**Task description:** Reproduce each line of the records below with no changes.

╭─ Material supplied

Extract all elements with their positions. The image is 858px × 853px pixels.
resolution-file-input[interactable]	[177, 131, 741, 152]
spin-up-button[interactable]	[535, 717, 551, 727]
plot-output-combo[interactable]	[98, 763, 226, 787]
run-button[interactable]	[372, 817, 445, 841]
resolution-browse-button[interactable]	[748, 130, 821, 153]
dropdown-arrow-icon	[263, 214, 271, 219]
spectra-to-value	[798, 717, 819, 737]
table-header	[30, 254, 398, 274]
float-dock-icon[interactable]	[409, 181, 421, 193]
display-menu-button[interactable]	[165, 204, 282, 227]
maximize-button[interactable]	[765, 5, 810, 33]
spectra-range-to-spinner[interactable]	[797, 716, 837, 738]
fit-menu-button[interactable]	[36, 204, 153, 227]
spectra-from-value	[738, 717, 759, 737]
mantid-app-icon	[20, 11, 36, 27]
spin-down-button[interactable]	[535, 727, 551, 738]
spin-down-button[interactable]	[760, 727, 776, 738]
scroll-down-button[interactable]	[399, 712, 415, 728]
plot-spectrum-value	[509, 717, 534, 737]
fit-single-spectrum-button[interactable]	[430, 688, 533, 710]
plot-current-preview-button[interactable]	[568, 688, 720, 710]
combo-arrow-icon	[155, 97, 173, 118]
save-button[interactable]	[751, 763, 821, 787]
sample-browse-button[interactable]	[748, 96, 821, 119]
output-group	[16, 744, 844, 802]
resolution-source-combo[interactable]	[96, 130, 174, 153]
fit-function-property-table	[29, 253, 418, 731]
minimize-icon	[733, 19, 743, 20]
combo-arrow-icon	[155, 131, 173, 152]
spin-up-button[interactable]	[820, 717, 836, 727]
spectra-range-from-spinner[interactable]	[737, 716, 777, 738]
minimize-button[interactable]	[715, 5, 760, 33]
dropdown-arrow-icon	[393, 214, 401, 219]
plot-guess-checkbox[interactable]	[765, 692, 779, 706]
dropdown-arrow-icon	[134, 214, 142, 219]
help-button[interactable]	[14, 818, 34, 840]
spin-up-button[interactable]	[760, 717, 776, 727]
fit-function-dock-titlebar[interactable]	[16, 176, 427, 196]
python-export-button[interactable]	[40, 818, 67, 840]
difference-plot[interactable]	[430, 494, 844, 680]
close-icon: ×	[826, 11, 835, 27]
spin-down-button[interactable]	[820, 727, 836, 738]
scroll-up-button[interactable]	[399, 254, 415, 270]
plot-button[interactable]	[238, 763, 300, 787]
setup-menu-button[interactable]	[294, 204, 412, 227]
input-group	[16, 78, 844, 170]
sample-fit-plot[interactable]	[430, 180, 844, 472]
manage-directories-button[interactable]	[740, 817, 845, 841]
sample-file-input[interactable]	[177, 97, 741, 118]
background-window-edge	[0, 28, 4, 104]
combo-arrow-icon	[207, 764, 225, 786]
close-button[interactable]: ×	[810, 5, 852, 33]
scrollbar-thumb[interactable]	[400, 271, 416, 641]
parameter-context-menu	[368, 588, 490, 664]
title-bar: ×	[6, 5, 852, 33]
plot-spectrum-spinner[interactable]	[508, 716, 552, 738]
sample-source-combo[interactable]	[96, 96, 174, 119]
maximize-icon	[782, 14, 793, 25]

╰─

**Answer to this task:**
Extract all elements with their positions. The image is 858px × 853px pixels.
resolution-file-input[interactable]	[177, 131, 741, 152]
spin-up-button[interactable]	[535, 717, 551, 727]
plot-output-combo[interactable]	[98, 763, 226, 787]
run-button[interactable]	[372, 817, 445, 841]
resolution-browse-button[interactable]	[748, 130, 821, 153]
dropdown-arrow-icon	[263, 214, 271, 219]
spectra-to-value	[798, 717, 819, 737]
table-header	[30, 254, 398, 274]
float-dock-icon[interactable]	[409, 181, 421, 193]
display-menu-button[interactable]	[165, 204, 282, 227]
maximize-button[interactable]	[765, 5, 810, 33]
spectra-range-to-spinner[interactable]	[797, 716, 837, 738]
fit-menu-button[interactable]	[36, 204, 153, 227]
spectra-from-value	[738, 717, 759, 737]
mantid-app-icon	[20, 11, 36, 27]
spin-down-button[interactable]	[535, 727, 551, 738]
spin-down-button[interactable]	[760, 727, 776, 738]
scroll-down-button[interactable]	[399, 712, 415, 728]
plot-spectrum-value	[509, 717, 534, 737]
fit-single-spectrum-button[interactable]	[430, 688, 533, 710]
plot-current-preview-button[interactable]	[568, 688, 720, 710]
combo-arrow-icon	[155, 97, 173, 118]
save-button[interactable]	[751, 763, 821, 787]
sample-browse-button[interactable]	[748, 96, 821, 119]
output-group	[16, 744, 844, 802]
resolution-source-combo[interactable]	[96, 130, 174, 153]
fit-function-property-table	[29, 253, 418, 731]
minimize-icon	[733, 19, 743, 20]
combo-arrow-icon	[155, 131, 173, 152]
spin-up-button[interactable]	[820, 717, 836, 727]
spectra-range-from-spinner[interactable]	[737, 716, 777, 738]
minimize-button[interactable]	[715, 5, 760, 33]
dropdown-arrow-icon	[393, 214, 401, 219]
plot-guess-checkbox[interactable]	[765, 692, 779, 706]
dropdown-arrow-icon	[134, 214, 142, 219]
help-button[interactable]	[14, 818, 34, 840]
spin-up-button[interactable]	[760, 717, 776, 727]
fit-function-dock-titlebar[interactable]	[16, 176, 427, 196]
python-export-button[interactable]	[40, 818, 67, 840]
difference-plot[interactable]	[430, 494, 844, 680]
close-icon: ×	[826, 11, 835, 27]
spin-down-button[interactable]	[820, 727, 836, 738]
scroll-up-button[interactable]	[399, 254, 415, 270]
plot-button[interactable]	[238, 763, 300, 787]
setup-menu-button[interactable]	[294, 204, 412, 227]
input-group	[16, 78, 844, 170]
sample-fit-plot[interactable]	[430, 180, 844, 472]
manage-directories-button[interactable]	[740, 817, 845, 841]
sample-file-input[interactable]	[177, 97, 741, 118]
background-window-edge	[0, 28, 4, 104]
combo-arrow-icon	[207, 764, 225, 786]
close-button[interactable]: ×	[810, 5, 852, 33]
scrollbar-thumb[interactable]	[400, 271, 416, 641]
parameter-context-menu	[368, 588, 490, 664]
title-bar: ×	[6, 5, 852, 33]
plot-spectrum-spinner[interactable]	[508, 716, 552, 738]
sample-source-combo[interactable]	[96, 96, 174, 119]
maximize-icon	[782, 14, 793, 25]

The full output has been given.